Task details: Could you copy every line from the material below in which "data" appears?

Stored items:
********************

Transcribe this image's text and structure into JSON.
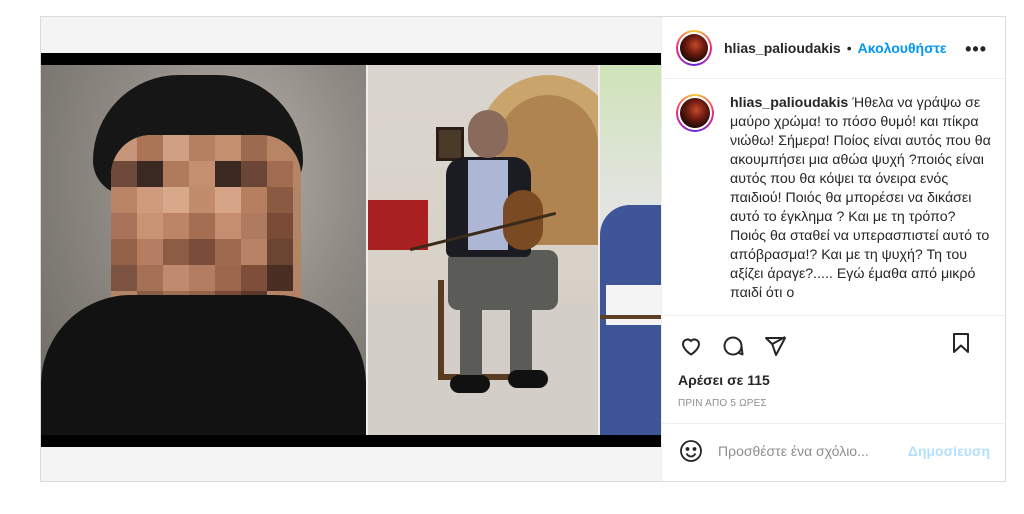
{
  "post": {
    "username": "hlias_palioudakis",
    "separator": "•",
    "follow_label": "Ακολουθήστε",
    "more_label": "•••",
    "caption": "Ήθελα να γράψω σε μαύρο χρώμα! το πόσο θυμό! και πίκρα νιώθω! Σήμερα! Ποίος είναι αυτός που θα ακουμπήσει μια αθώα ψυχή ?ποιός είναι αυτός που θα κόψει τα όνειρα ενός παιδιού! Ποιός θα μπορέσει να δικάσει αυτό το έγκλημα ? Και με τη τρόπο? Ποιός θα σταθεί να υπερασπιστεί αυτό το απόβρασμα!? Και με τη ψυχή? Τη του αξίζει άραγε?..... Εγώ έμαθα από μικρό παιδί ότι ο",
    "likes": "Αρέσει σε 115",
    "time": "ΠΡΙΝ ΑΠΟ 5 ΩΡΕΣ"
  },
  "comment": {
    "placeholder": "Προσθέστε ένα σχόλιο...",
    "publish_label": "Δημοσίευση"
  },
  "icons": {
    "like": "heart-icon",
    "comment": "comment-icon",
    "share": "send-icon",
    "save": "bookmark-icon",
    "emoji": "emoji-icon"
  },
  "colors": {
    "accent": "#0095f6",
    "publish_disabled": "#b2dffc",
    "text": "#262626",
    "muted": "#8e8e8e"
  }
}
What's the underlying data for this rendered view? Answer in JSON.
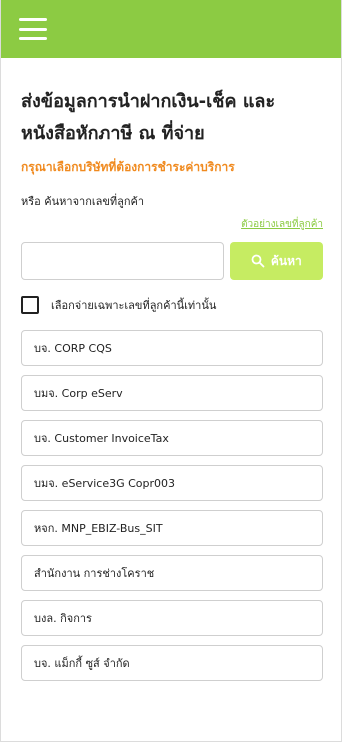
{
  "header": {
    "menu_icon": "hamburger-icon",
    "accent_color": "#8ccb43"
  },
  "page": {
    "title": "ส่งข้อมูลการนำฝากเงิน-เช็ค และหนังสือหักภาษี ณ ที่จ่าย",
    "subtitle": "กรุณาเลือกบริษัทที่ต้องการชำระค่าบริการ",
    "search_label": "หรือ ค้นหาจากเลขที่ลูกค้า",
    "example_link": "ตัวอย่างเลขที่ลูกค้า",
    "search": {
      "value": "",
      "placeholder": "",
      "button_label": "ค้นหา",
      "button_icon": "search-icon",
      "button_color": "#c6ec62"
    },
    "checkbox_label": "เลือกจ่ายเฉพาะเลขที่ลูกค้านี้เท่านั้น",
    "subtitle_color": "#f08a1f"
  },
  "companies": [
    {
      "label": "บจ. CORP CQS"
    },
    {
      "label": "บมจ. Corp eServ"
    },
    {
      "label": "บจ. Customer InvoiceTax"
    },
    {
      "label": "บมจ. eService3G Copr003"
    },
    {
      "label": "หจก. MNP_EBIZ-Bus_SIT"
    },
    {
      "label": "สำนักงาน การช่างโคราช"
    },
    {
      "label": "บงล. กิจการ"
    },
    {
      "label": "บจ. แม็กกี้ ซูส์ จำกัด"
    }
  ]
}
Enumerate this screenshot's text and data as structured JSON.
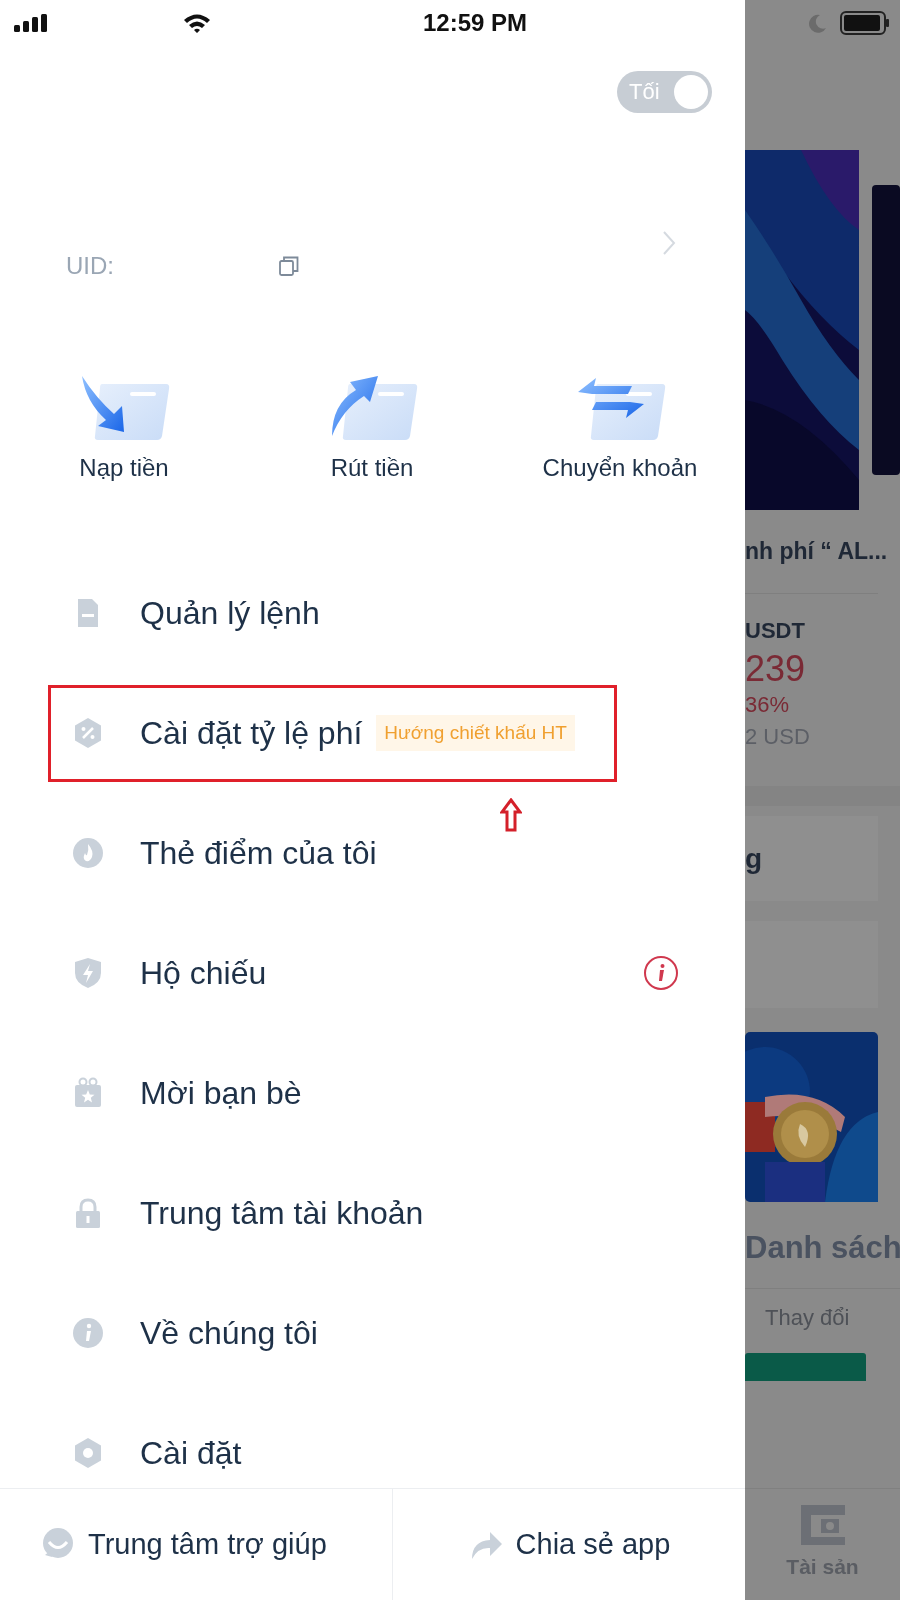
{
  "status_bar": {
    "time": "12:59 PM"
  },
  "theme_toggle": {
    "label": "Tối",
    "on": false
  },
  "profile": {
    "uid_label": "UID:"
  },
  "quick_actions": [
    {
      "label": "Nạp tiền"
    },
    {
      "label": "Rút tiền"
    },
    {
      "label": "Chuyển khoản"
    }
  ],
  "menu": [
    {
      "label": "Quản lý lệnh",
      "highlighted": false,
      "alert": false
    },
    {
      "label": "Cài đặt tỷ lệ phí",
      "badge": "Hướng chiết khấu HT",
      "highlighted": true,
      "alert": false
    },
    {
      "label": "Thẻ điểm của tôi",
      "highlighted": false,
      "alert": false
    },
    {
      "label": "Hộ chiếu",
      "highlighted": false,
      "alert": true
    },
    {
      "label": "Mời bạn bè",
      "highlighted": false,
      "alert": false
    },
    {
      "label": "Trung tâm tài khoản",
      "highlighted": false,
      "alert": false
    },
    {
      "label": "Về chúng tôi",
      "highlighted": false,
      "alert": false
    },
    {
      "label": "Cài đặt",
      "highlighted": false,
      "alert": false
    }
  ],
  "footer": [
    {
      "label": "Trung tâm trợ giúp"
    },
    {
      "label": "Chia sẻ app"
    }
  ],
  "background_page": {
    "banner_title": "nh phí “ AL...",
    "pair": "USDT",
    "price": "239",
    "change": "36%",
    "value": "2 USD",
    "card_title": "g",
    "section_title": "Danh sách",
    "column_label": "Thay đổi",
    "tab_label": "Tài sản"
  }
}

********************

Reply to the task:
What's the underlying data for this rendered view? Answer in JSON.
Enumerate this screenshot's text and data as structured JSON.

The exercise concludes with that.